* **Problem to work on**: Print all entries word for word.

* **Data for this exercise**:

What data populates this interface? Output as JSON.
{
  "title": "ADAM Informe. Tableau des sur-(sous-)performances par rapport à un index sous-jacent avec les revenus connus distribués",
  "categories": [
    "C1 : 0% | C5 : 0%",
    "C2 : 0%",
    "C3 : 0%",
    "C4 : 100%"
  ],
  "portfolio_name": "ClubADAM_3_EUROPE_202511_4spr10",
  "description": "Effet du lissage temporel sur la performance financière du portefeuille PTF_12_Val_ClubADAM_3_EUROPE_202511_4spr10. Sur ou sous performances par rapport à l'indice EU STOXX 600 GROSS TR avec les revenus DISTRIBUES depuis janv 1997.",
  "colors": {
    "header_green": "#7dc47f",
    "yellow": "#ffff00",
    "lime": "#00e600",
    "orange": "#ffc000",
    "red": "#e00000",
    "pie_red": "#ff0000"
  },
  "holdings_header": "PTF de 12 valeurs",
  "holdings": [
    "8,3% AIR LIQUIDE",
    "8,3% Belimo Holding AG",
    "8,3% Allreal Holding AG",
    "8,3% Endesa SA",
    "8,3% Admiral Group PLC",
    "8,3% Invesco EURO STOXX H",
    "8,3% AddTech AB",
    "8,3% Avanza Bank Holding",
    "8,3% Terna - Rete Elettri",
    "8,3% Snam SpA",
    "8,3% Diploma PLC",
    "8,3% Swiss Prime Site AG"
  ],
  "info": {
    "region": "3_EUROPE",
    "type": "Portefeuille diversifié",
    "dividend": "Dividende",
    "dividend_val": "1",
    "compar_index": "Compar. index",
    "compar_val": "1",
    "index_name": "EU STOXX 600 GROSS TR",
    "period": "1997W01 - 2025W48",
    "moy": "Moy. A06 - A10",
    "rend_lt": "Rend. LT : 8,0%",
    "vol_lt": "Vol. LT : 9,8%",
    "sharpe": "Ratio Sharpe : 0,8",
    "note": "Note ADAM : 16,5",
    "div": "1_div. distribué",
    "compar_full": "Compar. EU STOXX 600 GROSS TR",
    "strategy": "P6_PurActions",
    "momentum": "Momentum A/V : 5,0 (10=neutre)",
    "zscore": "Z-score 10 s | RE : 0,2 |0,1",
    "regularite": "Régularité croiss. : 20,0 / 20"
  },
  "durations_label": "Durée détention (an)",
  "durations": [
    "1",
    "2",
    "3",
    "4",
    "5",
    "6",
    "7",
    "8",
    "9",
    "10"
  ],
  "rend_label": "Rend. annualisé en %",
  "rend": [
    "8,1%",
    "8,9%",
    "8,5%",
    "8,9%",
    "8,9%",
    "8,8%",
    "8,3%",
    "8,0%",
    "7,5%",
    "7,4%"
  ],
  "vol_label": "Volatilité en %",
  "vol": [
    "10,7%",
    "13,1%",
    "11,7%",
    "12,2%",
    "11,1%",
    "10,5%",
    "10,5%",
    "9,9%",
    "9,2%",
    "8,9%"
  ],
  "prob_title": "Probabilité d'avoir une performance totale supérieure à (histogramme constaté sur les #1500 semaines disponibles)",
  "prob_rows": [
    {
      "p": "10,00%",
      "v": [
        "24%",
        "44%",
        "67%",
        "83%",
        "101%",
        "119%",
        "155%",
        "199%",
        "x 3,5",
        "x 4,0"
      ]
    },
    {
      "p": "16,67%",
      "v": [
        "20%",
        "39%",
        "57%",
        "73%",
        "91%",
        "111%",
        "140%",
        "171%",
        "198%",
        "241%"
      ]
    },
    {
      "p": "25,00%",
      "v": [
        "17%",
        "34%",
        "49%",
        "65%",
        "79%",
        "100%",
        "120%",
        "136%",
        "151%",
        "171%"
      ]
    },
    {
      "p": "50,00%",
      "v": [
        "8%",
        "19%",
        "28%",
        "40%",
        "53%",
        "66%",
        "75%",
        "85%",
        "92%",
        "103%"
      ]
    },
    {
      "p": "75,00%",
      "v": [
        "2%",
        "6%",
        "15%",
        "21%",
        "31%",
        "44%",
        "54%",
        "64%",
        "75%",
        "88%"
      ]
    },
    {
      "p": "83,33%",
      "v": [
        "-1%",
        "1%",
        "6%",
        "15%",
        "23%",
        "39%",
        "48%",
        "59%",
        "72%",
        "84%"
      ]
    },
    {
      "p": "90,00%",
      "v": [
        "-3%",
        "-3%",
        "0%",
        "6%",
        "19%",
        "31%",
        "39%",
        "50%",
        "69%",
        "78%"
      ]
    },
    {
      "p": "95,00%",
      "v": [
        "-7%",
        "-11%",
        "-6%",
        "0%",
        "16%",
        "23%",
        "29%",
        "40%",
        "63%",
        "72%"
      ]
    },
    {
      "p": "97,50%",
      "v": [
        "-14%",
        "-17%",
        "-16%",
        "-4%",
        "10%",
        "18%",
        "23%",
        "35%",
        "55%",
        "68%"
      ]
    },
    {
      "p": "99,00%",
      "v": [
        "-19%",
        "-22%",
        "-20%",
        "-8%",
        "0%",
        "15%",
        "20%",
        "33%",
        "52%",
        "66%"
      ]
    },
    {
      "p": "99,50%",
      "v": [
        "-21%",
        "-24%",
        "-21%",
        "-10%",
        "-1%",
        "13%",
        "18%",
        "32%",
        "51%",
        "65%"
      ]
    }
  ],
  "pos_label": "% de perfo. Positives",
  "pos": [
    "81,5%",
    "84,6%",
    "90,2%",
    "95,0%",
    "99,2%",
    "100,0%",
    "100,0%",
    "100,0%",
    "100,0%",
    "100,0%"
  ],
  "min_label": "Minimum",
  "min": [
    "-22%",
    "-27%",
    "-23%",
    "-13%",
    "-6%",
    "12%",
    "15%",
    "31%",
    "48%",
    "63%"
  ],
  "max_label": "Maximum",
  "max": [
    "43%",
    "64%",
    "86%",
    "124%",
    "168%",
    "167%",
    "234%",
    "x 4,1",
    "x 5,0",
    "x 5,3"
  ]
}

* **Exercise result**:
What data populates this interface? Output as JSON.
{
  "title": "ADAM Informe. Tableau des sur-(sous-)performances par rapport à un index sous-jacent avec les revenus connus distribués",
  "categories": [
    "C1 : 0% | C5 : 0%",
    "C2 : 0%",
    "C3 : 0%",
    "C4 : 100%"
  ],
  "portfolio_name": "ClubADAM_3_EUROPE_202511_4spr10",
  "description": "Effet du lissage temporel sur la performance financière du portefeuille PTF_12_Val_ClubADAM_3_EUROPE_202511_4spr10. Sur ou sous performances par rapport à l'indice EU STOXX 600 GROSS TR avec les revenus DISTRIBUES depuis janv 1997.",
  "colors": {
    "header_green": "#7dc47f",
    "yellow": "#ffff00",
    "lime": "#00e600",
    "orange": "#ffc000",
    "red": "#e00000",
    "pie_red": "#ff0000"
  },
  "holdings_header": "PTF de 12 valeurs",
  "holdings": [
    "8,3% AIR LIQUIDE",
    "8,3% Belimo Holding AG",
    "8,3% Allreal Holding AG",
    "8,3% Endesa SA",
    "8,3% Admiral Group PLC",
    "8,3% Invesco EURO STOXX H",
    "8,3% AddTech AB",
    "8,3% Avanza Bank Holding",
    "8,3% Terna - Rete Elettri",
    "8,3% Snam SpA",
    "8,3% Diploma PLC",
    "8,3% Swiss Prime Site AG"
  ],
  "info": {
    "region": "3_EUROPE",
    "type": "Portefeuille diversifié",
    "dividend": "Dividende",
    "dividend_val": "1",
    "compar_index": "Compar. index",
    "compar_val": "1",
    "index_name": "EU STOXX 600 GROSS TR",
    "period": "1997W01 - 2025W48",
    "moy": "Moy. A06 - A10",
    "rend_lt": "Rend. LT : 8,0%",
    "vol_lt": "Vol. LT : 9,8%",
    "sharpe": "Ratio Sharpe : 0,8",
    "note": "Note ADAM : 16,5",
    "div": "1_div. distribué",
    "compar_full": "Compar. EU STOXX 600 GROSS TR",
    "strategy": "P6_PurActions",
    "momentum": "Momentum A/V : 5,0 (10=neutre)",
    "zscore": "Z-score 10 s | RE : 0,2 |0,1",
    "regularite": "Régularité croiss. : 20,0 / 20"
  },
  "durations_label": "Durée détention (an)",
  "durations": [
    "1",
    "2",
    "3",
    "4",
    "5",
    "6",
    "7",
    "8",
    "9",
    "10"
  ],
  "rend_label": "Rend. annualisé en %",
  "rend": [
    "8,1%",
    "8,9%",
    "8,5%",
    "8,9%",
    "8,9%",
    "8,8%",
    "8,3%",
    "8,0%",
    "7,5%",
    "7,4%"
  ],
  "vol_label": "Volatilité en %",
  "vol": [
    "10,7%",
    "13,1%",
    "11,7%",
    "12,2%",
    "11,1%",
    "10,5%",
    "10,5%",
    "9,9%",
    "9,2%",
    "8,9%"
  ],
  "prob_title": "Probabilité d'avoir une performance totale supérieure à (histogramme constaté sur les #1500 semaines disponibles)",
  "prob_rows": [
    {
      "p": "10,00%",
      "v": [
        "24%",
        "44%",
        "67%",
        "83%",
        "101%",
        "119%",
        "155%",
        "199%",
        "x 3,5",
        "x 4,0"
      ]
    },
    {
      "p": "16,67%",
      "v": [
        "20%",
        "39%",
        "57%",
        "73%",
        "91%",
        "111%",
        "140%",
        "171%",
        "198%",
        "241%"
      ]
    },
    {
      "p": "25,00%",
      "v": [
        "17%",
        "34%",
        "49%",
        "65%",
        "79%",
        "100%",
        "120%",
        "136%",
        "151%",
        "171%"
      ]
    },
    {
      "p": "50,00%",
      "v": [
        "8%",
        "19%",
        "28%",
        "40%",
        "53%",
        "66%",
        "75%",
        "85%",
        "92%",
        "103%"
      ]
    },
    {
      "p": "75,00%",
      "v": [
        "2%",
        "6%",
        "15%",
        "21%",
        "31%",
        "44%",
        "54%",
        "64%",
        "75%",
        "88%"
      ]
    },
    {
      "p": "83,33%",
      "v": [
        "-1%",
        "1%",
        "6%",
        "15%",
        "23%",
        "39%",
        "48%",
        "59%",
        "72%",
        "84%"
      ]
    },
    {
      "p": "90,00%",
      "v": [
        "-3%",
        "-3%",
        "0%",
        "6%",
        "19%",
        "31%",
        "39%",
        "50%",
        "69%",
        "78%"
      ]
    },
    {
      "p": "95,00%",
      "v": [
        "-7%",
        "-11%",
        "-6%",
        "0%",
        "16%",
        "23%",
        "29%",
        "40%",
        "63%",
        "72%"
      ]
    },
    {
      "p": "97,50%",
      "v": [
        "-14%",
        "-17%",
        "-16%",
        "-4%",
        "10%",
        "18%",
        "23%",
        "35%",
        "55%",
        "68%"
      ]
    },
    {
      "p": "99,00%",
      "v": [
        "-19%",
        "-22%",
        "-20%",
        "-8%",
        "0%",
        "15%",
        "20%",
        "33%",
        "52%",
        "66%"
      ]
    },
    {
      "p": "99,50%",
      "v": [
        "-21%",
        "-24%",
        "-21%",
        "-10%",
        "-1%",
        "13%",
        "18%",
        "32%",
        "51%",
        "65%"
      ]
    }
  ],
  "pos_label": "% de perfo. Positives",
  "pos": [
    "81,5%",
    "84,6%",
    "90,2%",
    "95,0%",
    "99,2%",
    "100,0%",
    "100,0%",
    "100,0%",
    "100,0%",
    "100,0%"
  ],
  "min_label": "Minimum",
  "min": [
    "-22%",
    "-27%",
    "-23%",
    "-13%",
    "-6%",
    "12%",
    "15%",
    "31%",
    "48%",
    "63%"
  ],
  "max_label": "Maximum",
  "max": [
    "43%",
    "64%",
    "86%",
    "124%",
    "168%",
    "167%",
    "234%",
    "x 4,1",
    "x 5,0",
    "x 5,3"
  ]
}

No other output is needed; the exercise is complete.